### DATA TO USE
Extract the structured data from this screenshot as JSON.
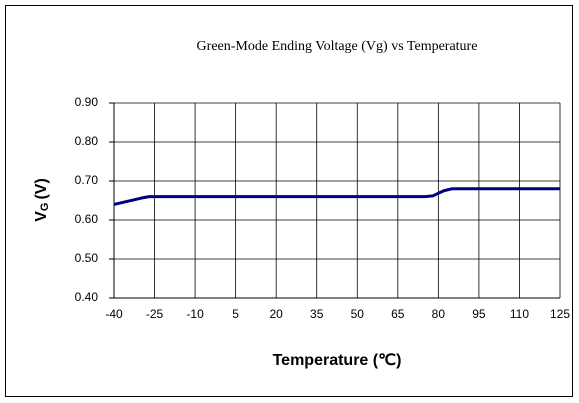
{
  "chart_data": {
    "type": "line",
    "title": "Green-Mode Ending Voltage (Vg) vs Temperature",
    "xlabel": "Temperature (℃)",
    "ylabel": {
      "main": "V",
      "sub": "G",
      "unit": "(V)"
    },
    "x": [
      -40,
      -35,
      -30,
      -27,
      0,
      40,
      75,
      78,
      82,
      85,
      125
    ],
    "series": [
      {
        "name": "Vg",
        "color": "#000080",
        "values": [
          0.64,
          0.648,
          0.656,
          0.66,
          0.66,
          0.66,
          0.66,
          0.662,
          0.675,
          0.68,
          0.68
        ]
      }
    ],
    "xlim": [
      -40,
      125
    ],
    "xticks": [
      -40,
      -25,
      -10,
      5,
      20,
      35,
      50,
      65,
      80,
      95,
      110,
      125
    ],
    "ylim": [
      0.4,
      0.9
    ],
    "yticks": [
      {
        "value": 0.4,
        "label": "0.40"
      },
      {
        "value": 0.5,
        "label": "0.50"
      },
      {
        "value": 0.6,
        "label": "0.60"
      },
      {
        "value": 0.7,
        "label": "0.70"
      },
      {
        "value": 0.8,
        "label": "0.80"
      },
      {
        "value": 0.9,
        "label": "0.90"
      }
    ],
    "grid": true
  }
}
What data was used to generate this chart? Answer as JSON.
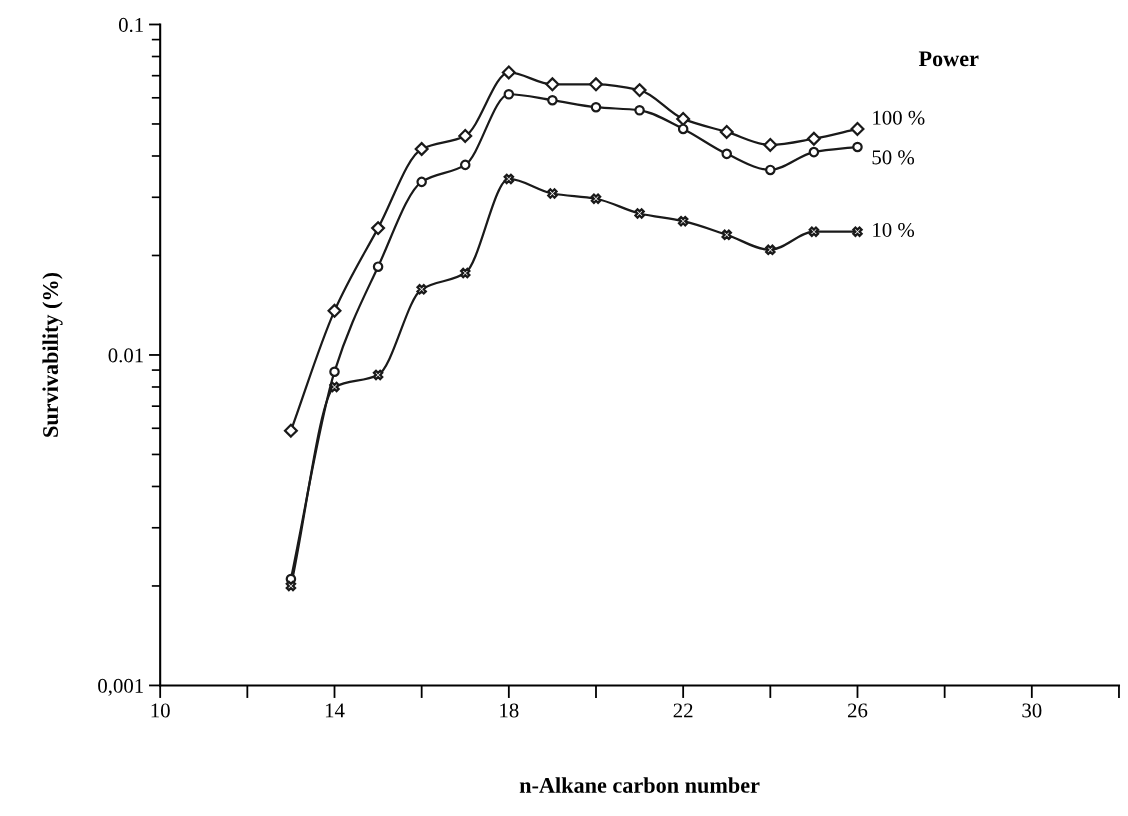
{
  "chart_data": {
    "type": "line",
    "xlabel": "n-Alkane carbon number",
    "ylabel": "Survivability (%)",
    "legend_title": "Power",
    "x": [
      13,
      14,
      15,
      16,
      17,
      18,
      19,
      20,
      21,
      22,
      23,
      24,
      25,
      26
    ],
    "series": [
      {
        "name": "100 %",
        "color": "#1a1a1a",
        "marker": "diamond",
        "values": [
          0.0059,
          0.0136,
          0.0242,
          0.042,
          0.046,
          0.0716,
          0.0659,
          0.0659,
          0.0633,
          0.0518,
          0.0473,
          0.0432,
          0.0451,
          0.0483
        ]
      },
      {
        "name": "50 %",
        "color": "#1a1a1a",
        "marker": "circle",
        "values": [
          0.0021,
          0.0089,
          0.0185,
          0.0334,
          0.0376,
          0.0615,
          0.059,
          0.0562,
          0.055,
          0.0483,
          0.0406,
          0.0363,
          0.0411,
          0.0426
        ]
      },
      {
        "name": "10 %",
        "color": "#1a1a1a",
        "marker": "cross",
        "values": [
          0.002,
          0.008,
          0.0087,
          0.0158,
          0.0177,
          0.0341,
          0.0308,
          0.0297,
          0.0268,
          0.0254,
          0.0231,
          0.0208,
          0.0236,
          0.0236
        ]
      }
    ],
    "log": "y",
    "xlim": [
      10,
      32
    ],
    "ylim": [
      0.001,
      0.1
    ],
    "xticks": [
      10,
      {
        "value": 12,
        "label": null
      },
      14,
      {
        "value": 16,
        "label": null
      },
      18,
      {
        "value": 20,
        "label": null
      },
      22,
      {
        "value": 24,
        "label": null
      },
      26,
      {
        "value": 28,
        "label": null
      },
      30,
      {
        "value": 32,
        "label": null
      }
    ],
    "yticks": [
      {
        "value": 0.001,
        "label": "0,001"
      },
      0.01,
      0.1
    ],
    "grid": false,
    "line_style": "solid"
  }
}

### WHAT THE TASK REQUIRES
Identify and copy lines that hold the string "JSON".

### RESPONSE TO THE TASK
Extract the structured data from this screenshot as JSON.
What data was used to generate this chart? Answer as JSON.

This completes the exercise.